### TO BE DONE
Copy each record exactly as it reads, leaving out any pictures it holds.

Data entries
──────

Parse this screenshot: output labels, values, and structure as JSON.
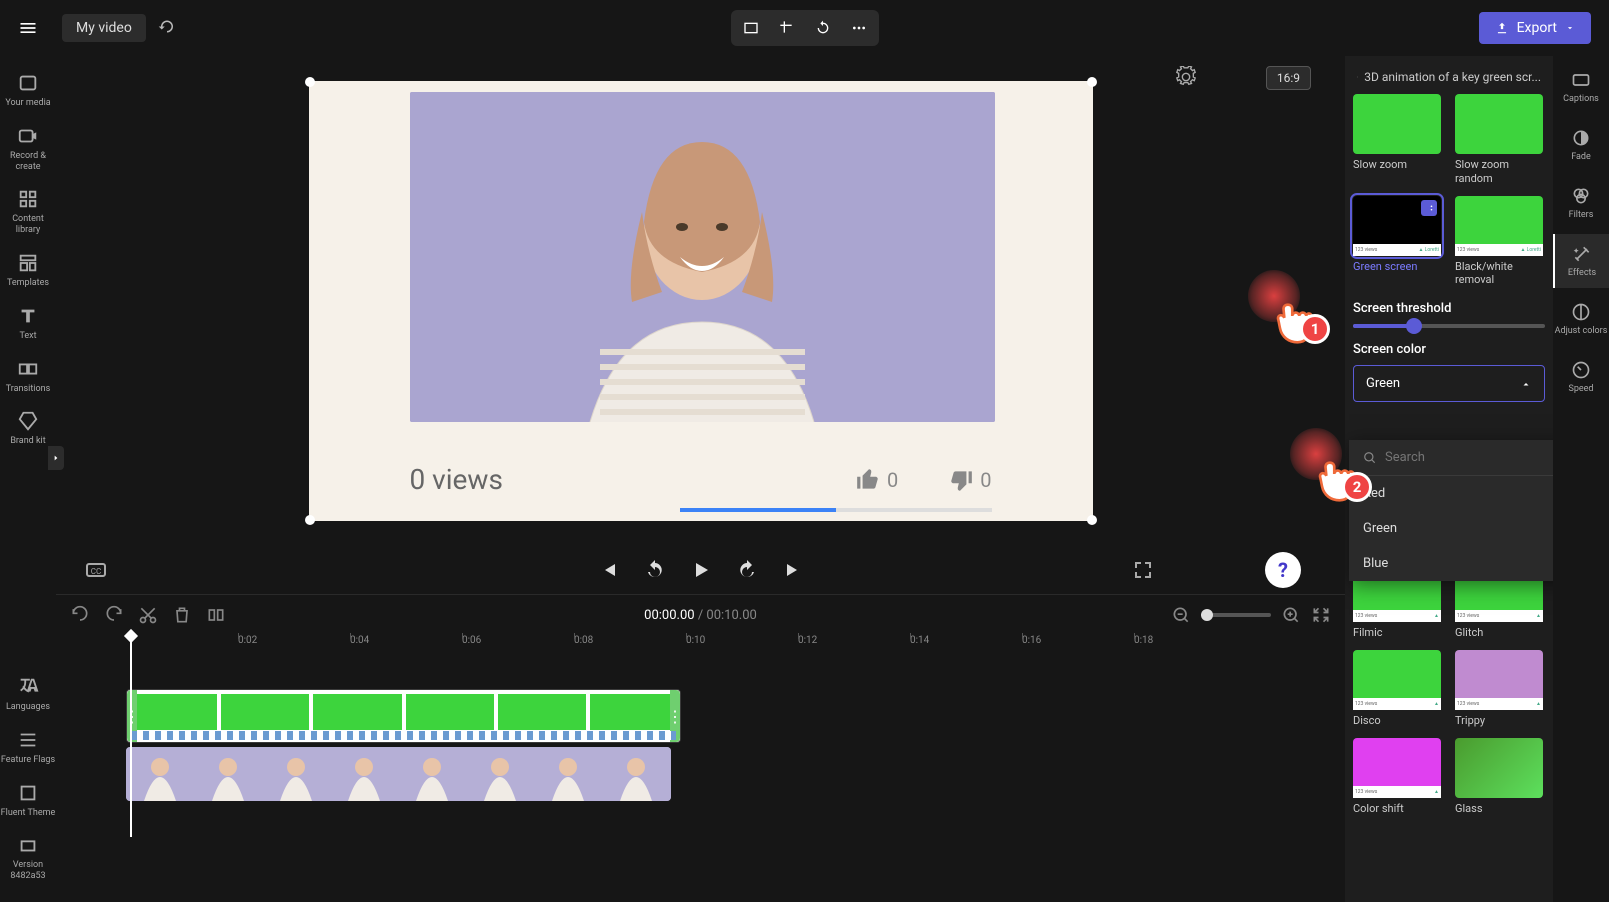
{
  "header": {
    "project_title": "My video",
    "export_label": "Export"
  },
  "left_sidebar": {
    "items": [
      {
        "label": "Your media"
      },
      {
        "label": "Record & create"
      },
      {
        "label": "Content library"
      },
      {
        "label": "Templates"
      },
      {
        "label": "Text"
      },
      {
        "label": "Transitions"
      },
      {
        "label": "Brand kit"
      }
    ],
    "bottom_items": [
      {
        "label": "Languages"
      },
      {
        "label": "Feature Flags"
      },
      {
        "label": "Fluent Theme"
      },
      {
        "label": "Version 8482a53"
      }
    ]
  },
  "canvas": {
    "aspect_ratio": "16:9",
    "views_text": "0 views",
    "like_count": "0",
    "dislike_count": "0"
  },
  "playback": {
    "current_time": "00:00.00",
    "duration": "00:10.00"
  },
  "timeline": {
    "ticks": [
      "0:02",
      "0:04",
      "0:06",
      "0:08",
      "0:10",
      "0:12",
      "0:14",
      "0:16",
      "0:18"
    ]
  },
  "effects_panel": {
    "title": "3D animation of a key green scr...",
    "threshold_label": "Screen threshold",
    "color_label": "Screen color",
    "color_value": "Green",
    "search_placeholder": "Search",
    "color_options": [
      "Red",
      "Green",
      "Blue"
    ],
    "effects_top": [
      {
        "label": "Slow zoom"
      },
      {
        "label": "Slow zoom random"
      },
      {
        "label": "Green screen",
        "selected": true
      },
      {
        "label": "Black/white removal"
      }
    ],
    "effects_bottom": [
      {
        "label": "Filmic"
      },
      {
        "label": "Glitch"
      },
      {
        "label": "Disco"
      },
      {
        "label": "Trippy"
      },
      {
        "label": "Color shift"
      },
      {
        "label": "Glass"
      }
    ]
  },
  "right_rail": {
    "items": [
      {
        "label": "Captions"
      },
      {
        "label": "Fade"
      },
      {
        "label": "Filters"
      },
      {
        "label": "Effects",
        "active": true
      },
      {
        "label": "Adjust colors"
      },
      {
        "label": "Speed"
      }
    ]
  },
  "annotations": {
    "p1": "1",
    "p2": "2"
  }
}
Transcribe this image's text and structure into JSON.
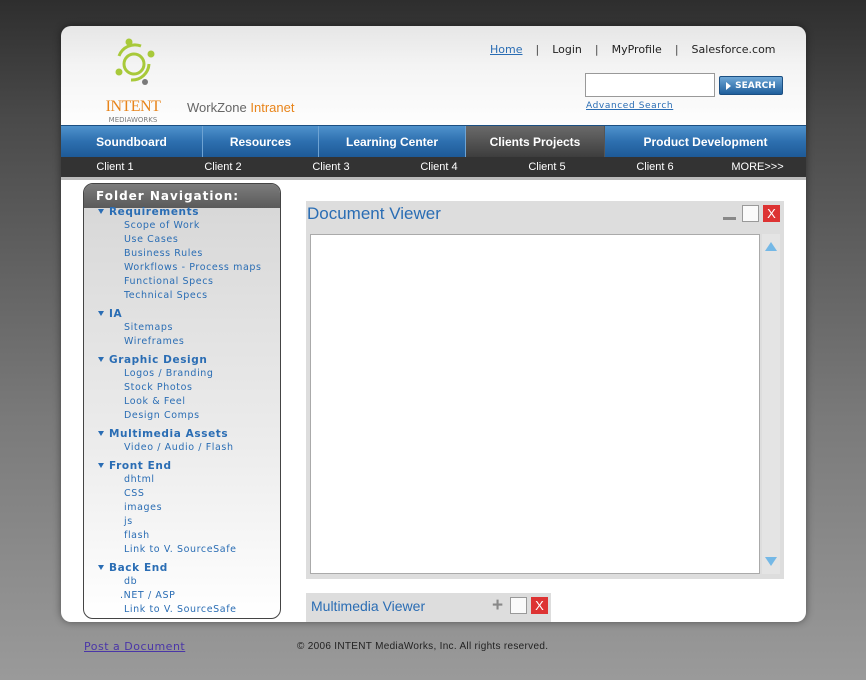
{
  "header": {
    "logo_name": "INTENT",
    "logo_sub": "MEDIAWORKS",
    "site_title": "WorkZone",
    "site_title_accent": "Intranet",
    "top_links": [
      "Home",
      "Login",
      "MyProfile",
      "Salesforce.com"
    ],
    "search": {
      "value": "",
      "button_label": "SEARCH",
      "advanced_label": "Advanced Search"
    }
  },
  "nav": {
    "tabs": [
      "Soundboard",
      "Resources",
      "Learning Center",
      "Clients Projects",
      "Product Development"
    ],
    "active_tab": "Clients Projects"
  },
  "subnav": {
    "clients": [
      "Client 1",
      "Client 2",
      "Client 3",
      "Client 4",
      "Client 5",
      "Client 6"
    ],
    "more": "MORE>>>"
  },
  "folder_nav": {
    "title": "Folder Navigation:",
    "groups": [
      {
        "label": "Requirements",
        "items": [
          "Scope of Work",
          "Use Cases",
          "Business Rules",
          "Workflows - Process maps",
          "Functional Specs",
          "Technical Specs"
        ]
      },
      {
        "label": "IA",
        "items": [
          "Sitemaps",
          "Wireframes"
        ]
      },
      {
        "label": "Graphic Design",
        "items": [
          "Logos / Branding",
          "Stock Photos",
          "Look & Feel",
          "Design Comps"
        ]
      },
      {
        "label": "Multimedia Assets",
        "items": [
          "Video / Audio / Flash"
        ]
      },
      {
        "label": "Front End",
        "items": [
          "dhtml",
          "CSS",
          "images",
          "js",
          "flash",
          "Link to V. SourceSafe"
        ]
      },
      {
        "label": "Back End",
        "items": [
          "db",
          ".NET / ASP",
          "Link to V. SourceSafe"
        ]
      }
    ]
  },
  "document_viewer": {
    "title": "Document Viewer",
    "close_label": "X"
  },
  "multimedia_viewer": {
    "title": "Multimedia Viewer",
    "plus_label": "+",
    "close_label": "X"
  },
  "footer": {
    "post_link": "Post a Document",
    "copyright": "© 2006 INTENT MediaWorks, Inc. All rights reserved."
  },
  "colors": {
    "brand_blue": "#2a6db4",
    "accent_orange": "#e8841a",
    "close_red": "#d33333"
  }
}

──────

### FINISHED ANSWER
Parse this screenshot: output labels, values, and structure as JSON.
{
  "header": {
    "project_title": "My video",
    "export_label": "Export"
  },
  "left_sidebar": {
    "items": [
      {
        "label": "Your media"
      },
      {
        "label": "Record & create"
      },
      {
        "label": "Content library"
      },
      {
        "label": "Templates"
      },
      {
        "label": "Text"
      },
      {
        "label": "Transitions"
      },
      {
        "label": "Brand kit"
      }
    ],
    "bottom_items": [
      {
        "label": "Languages"
      },
      {
        "label": "Feature Flags"
      },
      {
        "label": "Fluent Theme"
      },
      {
        "label": "Version 8482a53"
      }
    ]
  },
  "canvas": {
    "aspect_ratio": "16:9",
    "views_text": "0 views",
    "like_count": "0",
    "dislike_count": "0"
  },
  "playback": {
    "current_time": "00:00.00",
    "duration": "00:10.00"
  },
  "timeline": {
    "ticks": [
      "0:02",
      "0:04",
      "0:06",
      "0:08",
      "0:10",
      "0:12",
      "0:14",
      "0:16",
      "0:18"
    ]
  },
  "effects_panel": {
    "title": "3D animation of a key green scr...",
    "threshold_label": "Screen threshold",
    "color_label": "Screen color",
    "color_value": "Green",
    "search_placeholder": "Search",
    "color_options": [
      "Red",
      "Green",
      "Blue"
    ],
    "effects_top": [
      {
        "label": "Slow zoom"
      },
      {
        "label": "Slow zoom random"
      },
      {
        "label": "Green screen",
        "selected": true
      },
      {
        "label": "Black/white removal"
      }
    ],
    "effects_bottom": [
      {
        "label": "Filmic"
      },
      {
        "label": "Glitch"
      },
      {
        "label": "Disco"
      },
      {
        "label": "Trippy"
      },
      {
        "label": "Color shift"
      },
      {
        "label": "Glass"
      }
    ]
  },
  "right_rail": {
    "items": [
      {
        "label": "Captions"
      },
      {
        "label": "Fade"
      },
      {
        "label": "Filters"
      },
      {
        "label": "Effects",
        "active": true
      },
      {
        "label": "Adjust colors"
      },
      {
        "label": "Speed"
      }
    ]
  },
  "annotations": {
    "p1": "1",
    "p2": "2"
  }
}
Transcribe this image's text and structure into JSON.
{
  "header": {
    "logo_name": "INTENT",
    "logo_sub": "MEDIAWORKS",
    "site_title": "WorkZone",
    "site_title_accent": "Intranet",
    "top_links": [
      "Home",
      "Login",
      "MyProfile",
      "Salesforce.com"
    ],
    "search": {
      "value": "",
      "button_label": "SEARCH",
      "advanced_label": "Advanced Search"
    }
  },
  "nav": {
    "tabs": [
      "Soundboard",
      "Resources",
      "Learning Center",
      "Clients Projects",
      "Product Development"
    ],
    "active_tab": "Clients Projects"
  },
  "subnav": {
    "clients": [
      "Client 1",
      "Client 2",
      "Client 3",
      "Client 4",
      "Client 5",
      "Client 6"
    ],
    "more": "MORE>>>"
  },
  "folder_nav": {
    "title": "Folder Navigation:",
    "groups": [
      {
        "label": "Requirements",
        "items": [
          "Scope of Work",
          "Use Cases",
          "Business Rules",
          "Workflows - Process maps",
          "Functional Specs",
          "Technical Specs"
        ]
      },
      {
        "label": "IA",
        "items": [
          "Sitemaps",
          "Wireframes"
        ]
      },
      {
        "label": "Graphic Design",
        "items": [
          "Logos / Branding",
          "Stock Photos",
          "Look & Feel",
          "Design Comps"
        ]
      },
      {
        "label": "Multimedia Assets",
        "items": [
          "Video / Audio / Flash"
        ]
      },
      {
        "label": "Front End",
        "items": [
          "dhtml",
          "CSS",
          "images",
          "js",
          "flash",
          "Link to V. SourceSafe"
        ]
      },
      {
        "label": "Back End",
        "items": [
          "db",
          ".NET / ASP",
          "Link to V. SourceSafe"
        ]
      }
    ]
  },
  "document_viewer": {
    "title": "Document Viewer",
    "close_label": "X"
  },
  "multimedia_viewer": {
    "title": "Multimedia Viewer",
    "plus_label": "+",
    "close_label": "X"
  },
  "footer": {
    "post_link": "Post a Document",
    "copyright": "© 2006 INTENT MediaWorks, Inc. All rights reserved."
  },
  "colors": {
    "brand_blue": "#2a6db4",
    "accent_orange": "#e8841a",
    "close_red": "#d33333"
  }
}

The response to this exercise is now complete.